(Raw records)
____

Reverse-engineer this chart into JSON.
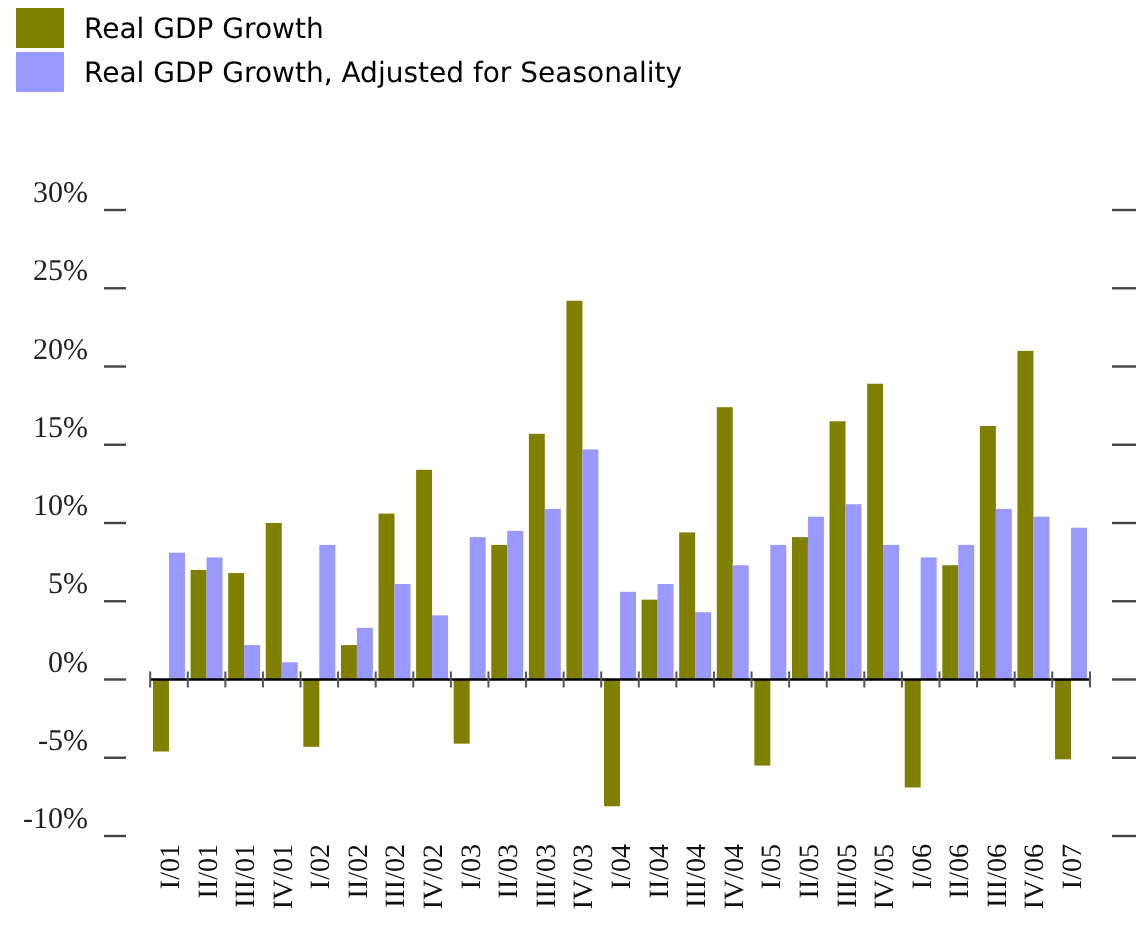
{
  "chart_data": {
    "type": "bar",
    "categories": [
      "I/01",
      "II/01",
      "III/01",
      "IV/01",
      "I/02",
      "II/02",
      "III/02",
      "IV/02",
      "I/03",
      "II/03",
      "III/03",
      "IV/03",
      "I/04",
      "II/04",
      "III/04",
      "IV/04",
      "I/05",
      "II/05",
      "III/05",
      "IV/05",
      "I/06",
      "II/06",
      "III/06",
      "IV/06",
      "I/07"
    ],
    "series": [
      {
        "name": "Real GDP Growth",
        "color": "#808000",
        "values": [
          -4.6,
          7.0,
          6.8,
          10.0,
          -4.3,
          2.2,
          10.6,
          13.4,
          -4.1,
          8.6,
          15.7,
          24.2,
          -8.1,
          5.1,
          9.4,
          17.4,
          -5.5,
          9.1,
          16.5,
          18.9,
          -6.9,
          7.3,
          16.2,
          21.0,
          -5.1
        ]
      },
      {
        "name": "Real GDP Growth, Adjusted for Seasonality",
        "color": "#9999ff",
        "values": [
          8.1,
          7.8,
          2.2,
          1.1,
          8.6,
          3.3,
          6.1,
          4.1,
          9.1,
          9.5,
          10.9,
          14.7,
          5.6,
          6.1,
          4.3,
          7.3,
          8.6,
          10.4,
          11.2,
          8.6,
          7.8,
          8.6,
          10.9,
          10.4,
          9.7
        ]
      }
    ],
    "ylim": [
      -10,
      30
    ],
    "yticks": [
      {
        "value": 30,
        "label": "30%"
      },
      {
        "value": 25,
        "label": "25%"
      },
      {
        "value": 20,
        "label": "20%"
      },
      {
        "value": 15,
        "label": "15%"
      },
      {
        "value": 10,
        "label": "10%"
      },
      {
        "value": 5,
        "label": "5%"
      },
      {
        "value": 0,
        "label": "0%"
      },
      {
        "value": -5,
        "label": "-5%"
      },
      {
        "value": -10,
        "label": "-10%"
      }
    ],
    "legend": "top left"
  }
}
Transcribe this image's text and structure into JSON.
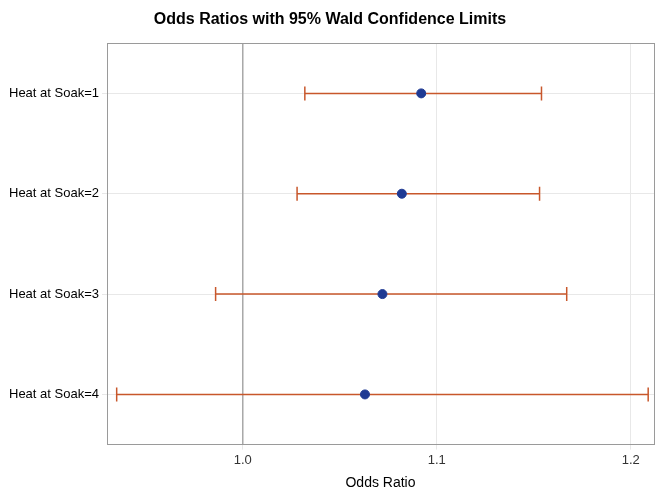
{
  "chart_data": {
    "type": "forest",
    "title": "Odds Ratios with 95% Wald Confidence Limits",
    "x_label": "Odds Ratio",
    "categories": [
      "Heat at Soak=1",
      "Heat at Soak=2",
      "Heat at Soak=3",
      "Heat at Soak=4"
    ],
    "values": [
      1.092,
      1.082,
      1.072,
      1.063
    ],
    "lower": [
      1.032,
      1.028,
      0.986,
      0.935
    ],
    "upper": [
      1.154,
      1.153,
      1.167,
      1.209
    ],
    "xlim": [
      0.93,
      1.212
    ],
    "xticks": [
      {
        "value": 1,
        "label": "1.0"
      },
      1.1,
      1.2
    ],
    "reference_line": 1,
    "grid": true,
    "color": "#1f3a93"
  }
}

____

** What to produce **
Check each line of the entries above, and show every one holding the word "JSON".

** Answer in full **
Reverse-engineer this chart into JSON.
Transcribe this image's text and structure into JSON.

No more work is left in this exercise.